자료의 첫 줄부터 "error-accent-bar: [16, 17, 24, 99]" 내용이 들어 있는 줄까지 다시 쓰되, 그 안의 "interactable" 표현을 모두 "clickable" 표현으로 바꾸시오. 나머지 부분은 그대로 두시오.

요소 상자 기록:
"""

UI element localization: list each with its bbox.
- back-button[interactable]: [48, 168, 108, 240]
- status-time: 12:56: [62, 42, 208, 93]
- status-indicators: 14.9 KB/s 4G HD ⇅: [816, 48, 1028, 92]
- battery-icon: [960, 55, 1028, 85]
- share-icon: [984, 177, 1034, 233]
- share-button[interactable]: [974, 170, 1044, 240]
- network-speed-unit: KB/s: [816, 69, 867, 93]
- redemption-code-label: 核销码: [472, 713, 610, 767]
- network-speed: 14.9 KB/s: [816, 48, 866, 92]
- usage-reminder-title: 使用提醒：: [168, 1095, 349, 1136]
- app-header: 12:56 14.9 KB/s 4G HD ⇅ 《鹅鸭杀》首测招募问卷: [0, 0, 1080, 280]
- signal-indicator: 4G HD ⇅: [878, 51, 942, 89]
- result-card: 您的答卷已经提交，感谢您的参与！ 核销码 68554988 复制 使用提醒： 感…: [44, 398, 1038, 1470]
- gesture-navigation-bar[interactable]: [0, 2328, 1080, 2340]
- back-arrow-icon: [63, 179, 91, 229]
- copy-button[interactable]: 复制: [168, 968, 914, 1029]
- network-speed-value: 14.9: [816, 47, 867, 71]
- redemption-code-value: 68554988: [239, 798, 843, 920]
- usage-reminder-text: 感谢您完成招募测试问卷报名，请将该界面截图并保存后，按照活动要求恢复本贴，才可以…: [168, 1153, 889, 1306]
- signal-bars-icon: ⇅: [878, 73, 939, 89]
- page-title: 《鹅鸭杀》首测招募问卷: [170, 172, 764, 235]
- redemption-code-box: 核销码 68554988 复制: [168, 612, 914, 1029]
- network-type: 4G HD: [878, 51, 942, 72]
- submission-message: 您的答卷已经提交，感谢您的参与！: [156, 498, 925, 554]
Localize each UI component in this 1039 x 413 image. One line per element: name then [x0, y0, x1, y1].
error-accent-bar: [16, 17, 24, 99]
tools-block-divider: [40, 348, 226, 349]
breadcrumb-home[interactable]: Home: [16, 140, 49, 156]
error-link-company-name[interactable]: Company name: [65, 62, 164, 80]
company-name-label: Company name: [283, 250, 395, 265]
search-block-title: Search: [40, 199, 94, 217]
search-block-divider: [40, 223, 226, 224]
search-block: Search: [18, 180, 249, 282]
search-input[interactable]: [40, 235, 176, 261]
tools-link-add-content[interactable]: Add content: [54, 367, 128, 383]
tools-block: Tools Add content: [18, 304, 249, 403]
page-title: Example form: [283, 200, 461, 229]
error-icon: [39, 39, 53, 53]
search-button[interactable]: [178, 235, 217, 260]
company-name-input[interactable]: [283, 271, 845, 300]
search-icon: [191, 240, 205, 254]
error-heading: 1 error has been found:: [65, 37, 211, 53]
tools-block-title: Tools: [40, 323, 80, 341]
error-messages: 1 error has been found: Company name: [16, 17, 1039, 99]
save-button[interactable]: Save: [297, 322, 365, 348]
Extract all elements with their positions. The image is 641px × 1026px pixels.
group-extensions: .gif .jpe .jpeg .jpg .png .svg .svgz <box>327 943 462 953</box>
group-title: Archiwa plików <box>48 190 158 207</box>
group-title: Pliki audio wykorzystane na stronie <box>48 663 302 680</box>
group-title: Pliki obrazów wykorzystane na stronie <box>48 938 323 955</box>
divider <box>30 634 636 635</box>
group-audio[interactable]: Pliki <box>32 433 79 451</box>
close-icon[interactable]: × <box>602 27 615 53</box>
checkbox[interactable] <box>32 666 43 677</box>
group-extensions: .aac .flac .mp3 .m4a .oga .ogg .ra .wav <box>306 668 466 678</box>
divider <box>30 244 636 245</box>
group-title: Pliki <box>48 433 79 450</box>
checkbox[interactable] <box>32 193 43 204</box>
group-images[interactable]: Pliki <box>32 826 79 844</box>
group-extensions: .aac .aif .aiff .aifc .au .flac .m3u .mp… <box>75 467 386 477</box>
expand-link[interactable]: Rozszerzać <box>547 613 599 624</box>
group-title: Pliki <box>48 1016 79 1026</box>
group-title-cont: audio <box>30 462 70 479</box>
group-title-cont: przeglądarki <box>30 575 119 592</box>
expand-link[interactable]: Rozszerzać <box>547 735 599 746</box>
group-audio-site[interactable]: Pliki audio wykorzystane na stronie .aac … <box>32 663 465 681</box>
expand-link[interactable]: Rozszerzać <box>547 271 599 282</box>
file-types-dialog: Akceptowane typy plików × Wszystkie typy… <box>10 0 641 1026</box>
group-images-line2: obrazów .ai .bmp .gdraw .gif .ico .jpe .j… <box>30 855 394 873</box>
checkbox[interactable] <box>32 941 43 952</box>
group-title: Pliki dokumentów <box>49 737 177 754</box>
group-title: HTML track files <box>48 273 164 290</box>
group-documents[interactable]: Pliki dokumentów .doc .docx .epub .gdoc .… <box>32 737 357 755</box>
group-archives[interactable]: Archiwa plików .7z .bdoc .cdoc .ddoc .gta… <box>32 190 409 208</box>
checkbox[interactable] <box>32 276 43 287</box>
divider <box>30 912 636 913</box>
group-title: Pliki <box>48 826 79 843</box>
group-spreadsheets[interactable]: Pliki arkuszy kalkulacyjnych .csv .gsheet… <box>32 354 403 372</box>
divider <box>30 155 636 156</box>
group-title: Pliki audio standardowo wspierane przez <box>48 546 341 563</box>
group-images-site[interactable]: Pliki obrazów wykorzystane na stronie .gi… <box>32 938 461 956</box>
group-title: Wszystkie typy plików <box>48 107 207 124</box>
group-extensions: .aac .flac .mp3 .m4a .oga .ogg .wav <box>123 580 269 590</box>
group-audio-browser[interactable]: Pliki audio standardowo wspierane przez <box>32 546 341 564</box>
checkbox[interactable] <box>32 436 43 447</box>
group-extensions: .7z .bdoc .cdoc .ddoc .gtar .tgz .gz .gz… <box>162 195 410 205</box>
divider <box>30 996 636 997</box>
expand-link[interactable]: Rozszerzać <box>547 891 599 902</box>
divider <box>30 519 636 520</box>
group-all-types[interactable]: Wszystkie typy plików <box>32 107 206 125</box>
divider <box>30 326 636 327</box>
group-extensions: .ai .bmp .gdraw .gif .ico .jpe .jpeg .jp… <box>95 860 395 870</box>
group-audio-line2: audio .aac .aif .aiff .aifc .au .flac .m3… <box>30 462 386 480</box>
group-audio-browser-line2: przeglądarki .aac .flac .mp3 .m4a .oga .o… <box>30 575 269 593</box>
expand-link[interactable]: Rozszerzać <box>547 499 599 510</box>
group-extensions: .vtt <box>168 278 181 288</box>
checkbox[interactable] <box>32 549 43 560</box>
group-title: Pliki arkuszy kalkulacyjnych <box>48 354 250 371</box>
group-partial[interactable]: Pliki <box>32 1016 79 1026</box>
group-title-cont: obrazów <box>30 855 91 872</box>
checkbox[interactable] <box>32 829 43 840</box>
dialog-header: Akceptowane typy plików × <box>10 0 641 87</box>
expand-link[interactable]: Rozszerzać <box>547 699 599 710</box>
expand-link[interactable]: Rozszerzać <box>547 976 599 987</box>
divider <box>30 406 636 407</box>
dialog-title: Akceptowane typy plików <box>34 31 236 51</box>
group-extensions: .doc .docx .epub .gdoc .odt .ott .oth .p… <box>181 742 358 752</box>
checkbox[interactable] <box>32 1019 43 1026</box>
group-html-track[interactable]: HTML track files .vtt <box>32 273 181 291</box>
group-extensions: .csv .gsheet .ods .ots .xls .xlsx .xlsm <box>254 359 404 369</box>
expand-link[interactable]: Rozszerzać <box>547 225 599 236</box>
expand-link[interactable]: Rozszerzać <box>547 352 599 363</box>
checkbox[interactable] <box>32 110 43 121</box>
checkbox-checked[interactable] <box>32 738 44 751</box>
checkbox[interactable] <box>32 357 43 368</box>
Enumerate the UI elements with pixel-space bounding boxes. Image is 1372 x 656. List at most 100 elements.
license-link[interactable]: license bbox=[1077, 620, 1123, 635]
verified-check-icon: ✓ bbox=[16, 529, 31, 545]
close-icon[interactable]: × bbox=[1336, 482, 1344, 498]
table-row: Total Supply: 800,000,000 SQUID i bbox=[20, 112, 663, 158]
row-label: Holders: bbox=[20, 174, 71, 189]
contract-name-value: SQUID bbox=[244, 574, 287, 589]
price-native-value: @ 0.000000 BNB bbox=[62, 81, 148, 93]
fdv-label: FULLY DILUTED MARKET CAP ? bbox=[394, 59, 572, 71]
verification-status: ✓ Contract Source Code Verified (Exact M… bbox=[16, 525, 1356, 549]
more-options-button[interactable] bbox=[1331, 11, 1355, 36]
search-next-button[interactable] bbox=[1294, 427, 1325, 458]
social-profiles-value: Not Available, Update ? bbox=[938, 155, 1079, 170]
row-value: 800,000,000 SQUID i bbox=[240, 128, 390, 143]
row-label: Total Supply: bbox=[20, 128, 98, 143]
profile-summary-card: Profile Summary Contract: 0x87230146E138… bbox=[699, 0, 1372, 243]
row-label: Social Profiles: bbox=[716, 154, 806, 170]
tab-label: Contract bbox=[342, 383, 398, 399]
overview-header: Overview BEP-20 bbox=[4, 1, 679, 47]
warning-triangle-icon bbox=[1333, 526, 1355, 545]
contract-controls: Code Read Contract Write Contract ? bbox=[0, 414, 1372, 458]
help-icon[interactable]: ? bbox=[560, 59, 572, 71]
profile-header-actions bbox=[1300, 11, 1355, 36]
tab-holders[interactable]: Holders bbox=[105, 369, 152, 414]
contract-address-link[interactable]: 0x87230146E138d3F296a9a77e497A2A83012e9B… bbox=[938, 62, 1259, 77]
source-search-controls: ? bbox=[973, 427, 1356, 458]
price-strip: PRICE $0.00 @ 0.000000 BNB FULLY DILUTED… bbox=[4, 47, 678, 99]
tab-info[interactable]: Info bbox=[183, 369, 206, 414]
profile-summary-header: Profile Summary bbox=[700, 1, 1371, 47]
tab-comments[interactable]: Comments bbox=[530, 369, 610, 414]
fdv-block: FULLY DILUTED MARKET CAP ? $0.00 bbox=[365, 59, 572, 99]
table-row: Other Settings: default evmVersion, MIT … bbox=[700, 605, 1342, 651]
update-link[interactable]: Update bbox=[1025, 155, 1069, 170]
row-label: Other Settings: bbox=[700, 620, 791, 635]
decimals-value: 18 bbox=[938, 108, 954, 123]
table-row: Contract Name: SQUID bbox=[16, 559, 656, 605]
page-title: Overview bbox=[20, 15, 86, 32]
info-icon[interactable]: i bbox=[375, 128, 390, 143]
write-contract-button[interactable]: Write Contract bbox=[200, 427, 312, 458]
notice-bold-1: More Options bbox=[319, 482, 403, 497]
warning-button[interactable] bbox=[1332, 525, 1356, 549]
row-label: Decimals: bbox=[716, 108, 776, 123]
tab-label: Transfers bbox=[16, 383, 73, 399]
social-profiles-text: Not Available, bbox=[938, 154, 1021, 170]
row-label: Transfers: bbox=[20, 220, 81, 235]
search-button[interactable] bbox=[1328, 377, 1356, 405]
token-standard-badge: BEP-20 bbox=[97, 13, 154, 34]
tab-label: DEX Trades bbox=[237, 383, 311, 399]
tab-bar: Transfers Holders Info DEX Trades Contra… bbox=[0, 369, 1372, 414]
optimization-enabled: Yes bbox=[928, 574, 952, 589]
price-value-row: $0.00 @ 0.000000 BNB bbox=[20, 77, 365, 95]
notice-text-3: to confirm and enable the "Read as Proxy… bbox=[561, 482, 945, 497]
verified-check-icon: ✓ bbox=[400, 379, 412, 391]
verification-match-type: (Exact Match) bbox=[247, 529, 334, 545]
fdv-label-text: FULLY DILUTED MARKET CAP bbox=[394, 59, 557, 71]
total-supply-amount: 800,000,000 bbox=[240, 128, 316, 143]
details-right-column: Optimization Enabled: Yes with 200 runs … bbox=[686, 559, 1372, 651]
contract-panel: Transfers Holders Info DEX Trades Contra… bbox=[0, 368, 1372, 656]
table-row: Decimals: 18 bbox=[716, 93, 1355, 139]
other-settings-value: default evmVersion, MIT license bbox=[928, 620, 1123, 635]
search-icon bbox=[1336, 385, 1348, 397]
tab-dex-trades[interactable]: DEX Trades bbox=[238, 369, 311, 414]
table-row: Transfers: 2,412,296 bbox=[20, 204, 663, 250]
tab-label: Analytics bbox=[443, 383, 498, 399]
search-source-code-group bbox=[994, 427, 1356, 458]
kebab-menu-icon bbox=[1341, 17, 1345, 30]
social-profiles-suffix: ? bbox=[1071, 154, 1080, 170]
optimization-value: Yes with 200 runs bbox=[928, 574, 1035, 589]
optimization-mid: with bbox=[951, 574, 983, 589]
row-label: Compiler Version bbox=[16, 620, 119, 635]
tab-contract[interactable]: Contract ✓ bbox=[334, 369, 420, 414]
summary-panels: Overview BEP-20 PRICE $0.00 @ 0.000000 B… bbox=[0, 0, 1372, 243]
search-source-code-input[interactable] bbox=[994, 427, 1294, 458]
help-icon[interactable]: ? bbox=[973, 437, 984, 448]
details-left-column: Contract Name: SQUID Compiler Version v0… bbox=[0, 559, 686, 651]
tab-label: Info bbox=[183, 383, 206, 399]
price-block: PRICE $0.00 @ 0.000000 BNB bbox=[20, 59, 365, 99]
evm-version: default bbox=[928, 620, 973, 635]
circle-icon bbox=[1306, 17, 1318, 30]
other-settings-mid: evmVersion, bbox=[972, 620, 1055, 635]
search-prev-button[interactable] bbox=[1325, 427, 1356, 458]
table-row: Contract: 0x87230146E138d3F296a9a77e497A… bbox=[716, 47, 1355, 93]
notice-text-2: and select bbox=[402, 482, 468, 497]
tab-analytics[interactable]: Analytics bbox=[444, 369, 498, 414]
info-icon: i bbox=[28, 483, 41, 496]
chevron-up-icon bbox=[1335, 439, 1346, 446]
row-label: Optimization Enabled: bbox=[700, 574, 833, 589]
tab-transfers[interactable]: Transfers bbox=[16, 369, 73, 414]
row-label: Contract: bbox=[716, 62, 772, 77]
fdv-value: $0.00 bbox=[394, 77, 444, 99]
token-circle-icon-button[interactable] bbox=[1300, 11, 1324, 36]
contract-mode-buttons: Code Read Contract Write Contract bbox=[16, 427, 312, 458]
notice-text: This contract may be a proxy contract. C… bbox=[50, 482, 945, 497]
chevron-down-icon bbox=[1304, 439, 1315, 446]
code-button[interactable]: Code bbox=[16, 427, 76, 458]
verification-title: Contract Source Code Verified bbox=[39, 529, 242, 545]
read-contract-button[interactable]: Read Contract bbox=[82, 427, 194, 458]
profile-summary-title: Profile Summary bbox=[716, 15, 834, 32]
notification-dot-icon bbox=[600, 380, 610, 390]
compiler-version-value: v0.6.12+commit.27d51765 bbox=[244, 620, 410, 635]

"""

과제 결과.
UI element localization: list each with its bbox.
- back-button[clickable]: [48, 168, 108, 240]
- status-time: 12:56: [62, 42, 208, 93]
- status-indicators: 14.9 KB/s 4G HD ⇅: [816, 48, 1028, 92]
- battery-icon: [960, 55, 1028, 85]
- share-icon: [984, 177, 1034, 233]
- share-button[clickable]: [974, 170, 1044, 240]
- network-speed-unit: KB/s: [816, 69, 867, 93]
- redemption-code-label: 核销码: [472, 713, 610, 767]
- network-speed: 14.9 KB/s: [816, 48, 866, 92]
- usage-reminder-title: 使用提醒：: [168, 1095, 349, 1136]
- app-header: 12:56 14.9 KB/s 4G HD ⇅ 《鹅鸭杀》首测招募问卷: [0, 0, 1080, 280]
- signal-indicator: 4G HD ⇅: [878, 51, 942, 89]
- result-card: 您的答卷已经提交，感谢您的参与！ 核销码 68554988 复制 使用提醒： 感…: [44, 398, 1038, 1470]
- gesture-navigation-bar[clickable]: [0, 2328, 1080, 2340]
- back-arrow-icon: [63, 179, 91, 229]
- copy-button[clickable]: 复制: [168, 968, 914, 1029]
- network-speed-value: 14.9: [816, 47, 867, 71]
- redemption-code-value: 68554988: [239, 798, 843, 920]
- usage-reminder-text: 感谢您完成招募测试问卷报名，请将该界面截图并保存后，按照活动要求恢复本贴，才可以…: [168, 1153, 889, 1306]
- signal-bars-icon: ⇅: [878, 73, 939, 89]
- page-title: 《鹅鸭杀》首测招募问卷: [170, 172, 764, 235]
- redemption-code-box: 核销码 68554988 复制: [168, 612, 914, 1029]
- network-type: 4G HD: [878, 51, 942, 72]
- submission-message: 您的答卷已经提交，感谢您的参与！: [156, 498, 925, 554]
Localize each UI component in this 1039 x 413 image. One line per element: name then [x0, y0, x1, y1].
error-accent-bar: [16, 17, 24, 99]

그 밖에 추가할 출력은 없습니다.